RECORDS TO PROCESS>
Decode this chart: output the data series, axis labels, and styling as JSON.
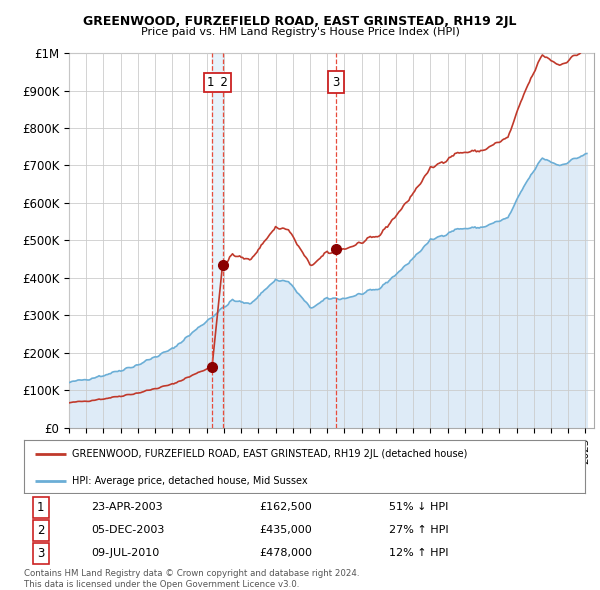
{
  "title": "GREENWOOD, FURZEFIELD ROAD, EAST GRINSTEAD, RH19 2JL",
  "subtitle": "Price paid vs. HM Land Registry's House Price Index (HPI)",
  "ylim": [
    0,
    1000000
  ],
  "yticks": [
    0,
    100000,
    200000,
    300000,
    400000,
    500000,
    600000,
    700000,
    800000,
    900000,
    1000000
  ],
  "ytick_labels": [
    "£0",
    "£100K",
    "£200K",
    "£300K",
    "£400K",
    "£500K",
    "£600K",
    "£700K",
    "£800K",
    "£900K",
    "£1M"
  ],
  "xlim_start": 1995.0,
  "xlim_end": 2025.5,
  "hpi_color": "#6baed6",
  "hpi_fill_color": "#deebf7",
  "price_color": "#c0392b",
  "sale_line_color": "#e74c3c",
  "background_color": "#ffffff",
  "grid_color": "#cccccc",
  "sale1_year": 2003.31,
  "sale2_year": 2003.92,
  "sale3_year": 2010.52,
  "sale1_price": 162500,
  "sale2_price": 435000,
  "sale3_price": 478000,
  "sales": [
    {
      "num": "1",
      "label": "23-APR-2003",
      "amount": "£162,500",
      "pct": "51% ↓ HPI"
    },
    {
      "num": "2",
      "label": "05-DEC-2003",
      "amount": "£435,000",
      "pct": "27% ↑ HPI"
    },
    {
      "num": "3",
      "label": "09-JUL-2010",
      "amount": "£478,000",
      "pct": "12% ↑ HPI"
    }
  ],
  "legend_property": "GREENWOOD, FURZEFIELD ROAD, EAST GRINSTEAD, RH19 2JL (detached house)",
  "legend_hpi": "HPI: Average price, detached house, Mid Sussex",
  "footer": "Contains HM Land Registry data © Crown copyright and database right 2024.\nThis data is licensed under the Open Government Licence v3.0."
}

WRITTEN TASK>
Identify each line holding the string "data", and copy it out.

SOLUTION FOR THIS TASK>
Decode this chart: output the data series, axis labels, and styling as JSON.
  "footer": "Contains HM Land Registry data © Crown copyright and database right 2024.\nThis data is licensed under the Open Government Licence v3.0."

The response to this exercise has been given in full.